Stored data entries:
-*-*-

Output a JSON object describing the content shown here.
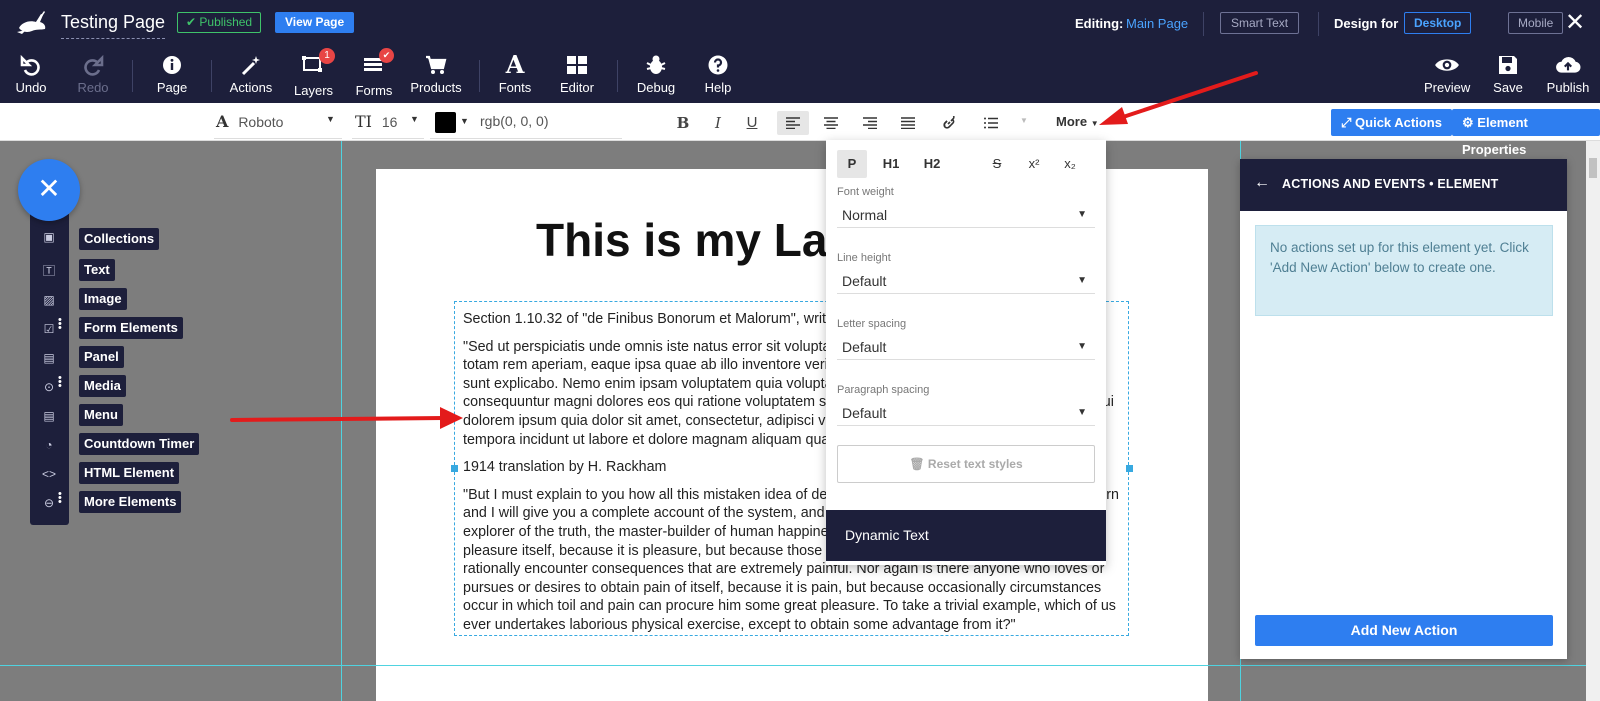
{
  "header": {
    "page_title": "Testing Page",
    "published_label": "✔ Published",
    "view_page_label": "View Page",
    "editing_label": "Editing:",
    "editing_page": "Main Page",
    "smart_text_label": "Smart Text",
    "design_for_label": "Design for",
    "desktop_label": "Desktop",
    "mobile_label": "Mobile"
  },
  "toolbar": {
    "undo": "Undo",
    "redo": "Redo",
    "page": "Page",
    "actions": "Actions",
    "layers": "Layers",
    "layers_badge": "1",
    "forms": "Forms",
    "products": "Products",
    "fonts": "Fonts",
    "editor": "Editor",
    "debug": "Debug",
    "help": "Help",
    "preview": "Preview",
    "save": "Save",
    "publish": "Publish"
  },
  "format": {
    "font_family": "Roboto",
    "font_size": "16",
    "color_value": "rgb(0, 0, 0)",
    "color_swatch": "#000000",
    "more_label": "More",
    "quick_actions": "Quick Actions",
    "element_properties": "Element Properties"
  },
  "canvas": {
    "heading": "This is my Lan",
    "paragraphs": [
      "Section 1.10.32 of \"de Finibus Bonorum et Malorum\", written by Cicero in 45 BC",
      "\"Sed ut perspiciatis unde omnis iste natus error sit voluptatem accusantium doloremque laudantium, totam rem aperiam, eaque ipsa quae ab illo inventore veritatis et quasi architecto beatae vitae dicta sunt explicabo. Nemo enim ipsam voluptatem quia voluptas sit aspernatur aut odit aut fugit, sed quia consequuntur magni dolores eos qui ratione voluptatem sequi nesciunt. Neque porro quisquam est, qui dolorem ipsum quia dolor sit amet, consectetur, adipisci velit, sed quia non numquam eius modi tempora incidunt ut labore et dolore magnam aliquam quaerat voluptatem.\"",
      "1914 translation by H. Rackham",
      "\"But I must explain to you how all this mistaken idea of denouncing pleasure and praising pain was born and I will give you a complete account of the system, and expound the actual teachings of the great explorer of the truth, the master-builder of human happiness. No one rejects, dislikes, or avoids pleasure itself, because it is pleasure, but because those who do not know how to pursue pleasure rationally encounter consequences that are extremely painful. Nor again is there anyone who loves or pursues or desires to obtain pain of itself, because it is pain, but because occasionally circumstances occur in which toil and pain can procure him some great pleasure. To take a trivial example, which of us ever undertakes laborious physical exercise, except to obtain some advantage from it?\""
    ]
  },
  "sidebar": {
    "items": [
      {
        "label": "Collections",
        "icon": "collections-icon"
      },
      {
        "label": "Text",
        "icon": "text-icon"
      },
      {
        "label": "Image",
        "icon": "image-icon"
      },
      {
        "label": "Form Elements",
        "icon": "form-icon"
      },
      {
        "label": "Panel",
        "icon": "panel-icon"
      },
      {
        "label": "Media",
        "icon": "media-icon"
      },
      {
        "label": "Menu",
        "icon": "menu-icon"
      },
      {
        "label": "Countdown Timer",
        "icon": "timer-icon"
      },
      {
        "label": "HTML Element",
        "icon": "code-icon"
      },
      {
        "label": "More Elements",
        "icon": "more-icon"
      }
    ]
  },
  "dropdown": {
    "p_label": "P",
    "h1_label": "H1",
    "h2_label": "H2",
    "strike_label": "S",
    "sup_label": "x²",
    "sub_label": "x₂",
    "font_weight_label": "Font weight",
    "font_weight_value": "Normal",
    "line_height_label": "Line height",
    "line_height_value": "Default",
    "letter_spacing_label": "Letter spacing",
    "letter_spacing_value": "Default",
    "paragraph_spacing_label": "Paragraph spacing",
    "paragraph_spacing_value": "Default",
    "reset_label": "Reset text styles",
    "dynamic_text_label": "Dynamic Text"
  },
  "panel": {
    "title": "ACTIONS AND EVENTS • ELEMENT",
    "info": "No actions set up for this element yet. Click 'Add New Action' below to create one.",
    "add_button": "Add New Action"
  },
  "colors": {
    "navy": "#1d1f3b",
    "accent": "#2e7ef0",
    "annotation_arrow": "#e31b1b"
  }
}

-*-*-

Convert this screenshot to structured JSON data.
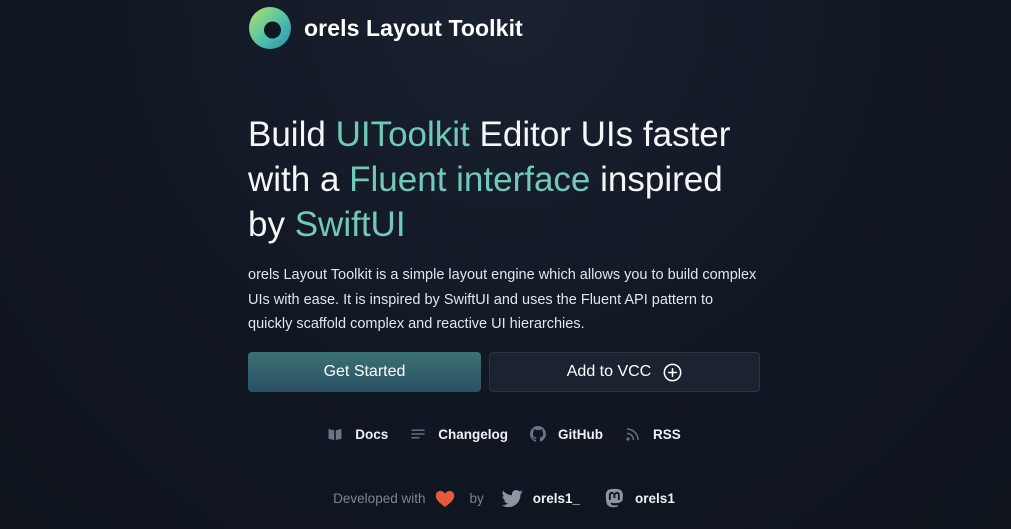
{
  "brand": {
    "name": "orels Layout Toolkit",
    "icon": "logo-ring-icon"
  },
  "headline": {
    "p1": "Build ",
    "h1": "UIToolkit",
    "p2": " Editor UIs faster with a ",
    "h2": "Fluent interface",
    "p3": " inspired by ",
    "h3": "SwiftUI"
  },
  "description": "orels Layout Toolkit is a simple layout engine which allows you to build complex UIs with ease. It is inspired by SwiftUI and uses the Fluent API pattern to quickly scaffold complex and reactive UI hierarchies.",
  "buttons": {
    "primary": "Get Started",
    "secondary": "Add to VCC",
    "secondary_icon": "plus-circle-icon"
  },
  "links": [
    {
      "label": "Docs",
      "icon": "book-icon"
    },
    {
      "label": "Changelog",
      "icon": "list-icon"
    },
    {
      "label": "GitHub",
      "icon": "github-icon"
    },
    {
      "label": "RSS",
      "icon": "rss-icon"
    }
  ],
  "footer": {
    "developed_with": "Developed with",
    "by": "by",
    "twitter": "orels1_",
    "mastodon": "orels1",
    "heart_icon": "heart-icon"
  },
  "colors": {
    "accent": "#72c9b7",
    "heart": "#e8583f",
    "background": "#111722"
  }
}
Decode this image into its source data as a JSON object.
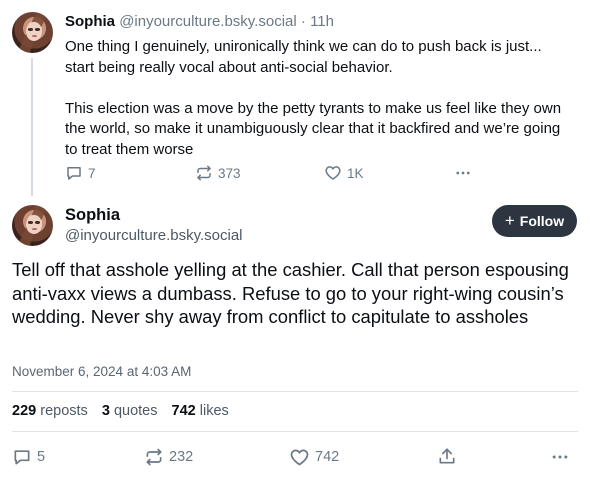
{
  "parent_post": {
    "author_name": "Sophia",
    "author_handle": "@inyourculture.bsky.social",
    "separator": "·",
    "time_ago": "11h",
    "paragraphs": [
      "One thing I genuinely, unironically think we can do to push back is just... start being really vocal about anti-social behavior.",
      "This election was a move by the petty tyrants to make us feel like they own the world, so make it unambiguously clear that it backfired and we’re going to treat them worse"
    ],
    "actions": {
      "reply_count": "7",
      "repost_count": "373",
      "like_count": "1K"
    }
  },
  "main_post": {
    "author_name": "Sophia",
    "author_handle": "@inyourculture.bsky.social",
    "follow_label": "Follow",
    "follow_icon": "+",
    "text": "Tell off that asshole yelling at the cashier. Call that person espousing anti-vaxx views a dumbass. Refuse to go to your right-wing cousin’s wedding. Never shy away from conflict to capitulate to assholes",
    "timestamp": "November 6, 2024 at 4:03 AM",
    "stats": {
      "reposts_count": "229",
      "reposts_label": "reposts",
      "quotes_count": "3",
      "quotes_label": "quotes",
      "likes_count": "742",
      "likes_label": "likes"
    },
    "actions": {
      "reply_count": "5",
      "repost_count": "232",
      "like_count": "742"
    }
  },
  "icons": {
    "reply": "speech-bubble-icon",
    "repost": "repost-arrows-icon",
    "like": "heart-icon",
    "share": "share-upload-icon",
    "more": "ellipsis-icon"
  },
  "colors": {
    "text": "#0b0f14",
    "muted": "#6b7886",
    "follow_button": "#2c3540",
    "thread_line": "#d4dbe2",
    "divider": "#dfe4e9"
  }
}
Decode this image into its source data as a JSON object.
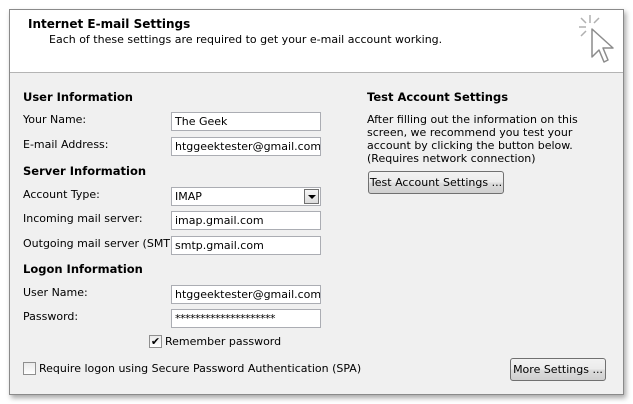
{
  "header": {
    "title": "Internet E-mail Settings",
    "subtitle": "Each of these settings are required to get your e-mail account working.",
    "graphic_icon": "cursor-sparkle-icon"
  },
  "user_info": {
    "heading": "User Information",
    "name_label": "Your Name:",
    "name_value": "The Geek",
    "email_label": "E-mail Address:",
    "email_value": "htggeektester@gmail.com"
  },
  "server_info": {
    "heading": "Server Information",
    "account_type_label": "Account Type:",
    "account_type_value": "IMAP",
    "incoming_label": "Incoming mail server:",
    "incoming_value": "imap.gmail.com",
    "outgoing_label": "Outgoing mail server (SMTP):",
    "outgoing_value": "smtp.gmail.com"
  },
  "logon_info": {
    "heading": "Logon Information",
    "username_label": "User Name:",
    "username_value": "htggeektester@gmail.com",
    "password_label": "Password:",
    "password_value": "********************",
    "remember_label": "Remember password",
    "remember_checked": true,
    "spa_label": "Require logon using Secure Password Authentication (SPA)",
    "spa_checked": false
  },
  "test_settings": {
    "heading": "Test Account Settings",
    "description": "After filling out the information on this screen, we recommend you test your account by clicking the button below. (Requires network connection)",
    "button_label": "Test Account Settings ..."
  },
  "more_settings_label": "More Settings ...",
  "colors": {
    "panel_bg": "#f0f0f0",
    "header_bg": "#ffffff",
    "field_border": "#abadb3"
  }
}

-*-*-

Given request =>
Using the records above, select and copy every line that has the word "Layout".

Full solution =>
    "name": "orels Layout Toolkit",
  "description": "orels Layout Toolkit is a simple layout engine which allows you to build complex UIs with ease. It is inspired by SwiftUI and uses the Fluent API pattern to quickly scaffold complex and reactive UI hierarchies.",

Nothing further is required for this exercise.